__Exercise brief__:
Determine the number of lines containing the word "Systemy", and state that figure alone.

<<<<

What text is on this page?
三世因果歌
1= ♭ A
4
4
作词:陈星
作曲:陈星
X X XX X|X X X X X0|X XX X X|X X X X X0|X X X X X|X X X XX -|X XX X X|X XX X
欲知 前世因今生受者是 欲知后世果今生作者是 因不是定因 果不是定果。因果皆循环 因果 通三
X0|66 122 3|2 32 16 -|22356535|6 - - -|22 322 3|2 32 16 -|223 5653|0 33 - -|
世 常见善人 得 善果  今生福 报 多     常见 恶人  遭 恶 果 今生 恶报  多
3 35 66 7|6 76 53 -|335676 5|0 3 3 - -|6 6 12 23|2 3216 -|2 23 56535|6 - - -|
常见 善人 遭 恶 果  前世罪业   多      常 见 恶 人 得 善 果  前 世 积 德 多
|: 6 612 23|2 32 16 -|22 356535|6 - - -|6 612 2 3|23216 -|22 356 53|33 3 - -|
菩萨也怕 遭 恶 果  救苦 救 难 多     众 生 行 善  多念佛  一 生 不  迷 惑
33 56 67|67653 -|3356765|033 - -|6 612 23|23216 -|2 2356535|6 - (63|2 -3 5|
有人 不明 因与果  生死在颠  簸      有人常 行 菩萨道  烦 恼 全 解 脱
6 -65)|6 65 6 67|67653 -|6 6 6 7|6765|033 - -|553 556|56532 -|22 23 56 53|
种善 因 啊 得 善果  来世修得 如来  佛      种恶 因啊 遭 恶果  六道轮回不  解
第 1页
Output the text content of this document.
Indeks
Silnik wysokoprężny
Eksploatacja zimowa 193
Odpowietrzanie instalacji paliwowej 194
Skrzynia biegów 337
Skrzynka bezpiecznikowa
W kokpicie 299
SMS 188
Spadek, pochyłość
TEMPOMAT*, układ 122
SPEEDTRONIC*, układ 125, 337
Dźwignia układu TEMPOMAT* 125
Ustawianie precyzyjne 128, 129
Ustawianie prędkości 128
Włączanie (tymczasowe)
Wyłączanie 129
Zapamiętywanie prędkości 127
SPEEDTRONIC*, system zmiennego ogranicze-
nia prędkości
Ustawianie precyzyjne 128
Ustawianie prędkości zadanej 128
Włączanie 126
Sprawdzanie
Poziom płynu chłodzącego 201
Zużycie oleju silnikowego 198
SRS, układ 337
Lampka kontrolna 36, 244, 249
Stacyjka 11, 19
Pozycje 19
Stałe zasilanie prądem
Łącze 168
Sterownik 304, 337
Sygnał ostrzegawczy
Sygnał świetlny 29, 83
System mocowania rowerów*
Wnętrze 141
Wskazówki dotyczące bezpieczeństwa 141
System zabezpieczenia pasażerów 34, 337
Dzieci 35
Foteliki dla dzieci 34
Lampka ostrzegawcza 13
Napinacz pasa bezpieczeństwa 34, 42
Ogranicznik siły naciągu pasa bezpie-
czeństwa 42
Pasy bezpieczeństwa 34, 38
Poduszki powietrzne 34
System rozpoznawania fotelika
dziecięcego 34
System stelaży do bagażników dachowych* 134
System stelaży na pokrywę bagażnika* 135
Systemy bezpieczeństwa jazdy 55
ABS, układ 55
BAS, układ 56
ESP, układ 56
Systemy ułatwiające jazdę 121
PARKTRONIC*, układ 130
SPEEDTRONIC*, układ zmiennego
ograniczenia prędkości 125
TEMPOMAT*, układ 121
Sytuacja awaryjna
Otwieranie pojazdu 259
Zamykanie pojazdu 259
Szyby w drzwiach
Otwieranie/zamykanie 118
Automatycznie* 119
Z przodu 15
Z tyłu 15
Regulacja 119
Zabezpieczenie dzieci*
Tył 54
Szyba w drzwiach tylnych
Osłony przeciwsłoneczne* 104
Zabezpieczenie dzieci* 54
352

>>>>

__Solution to this task__:
2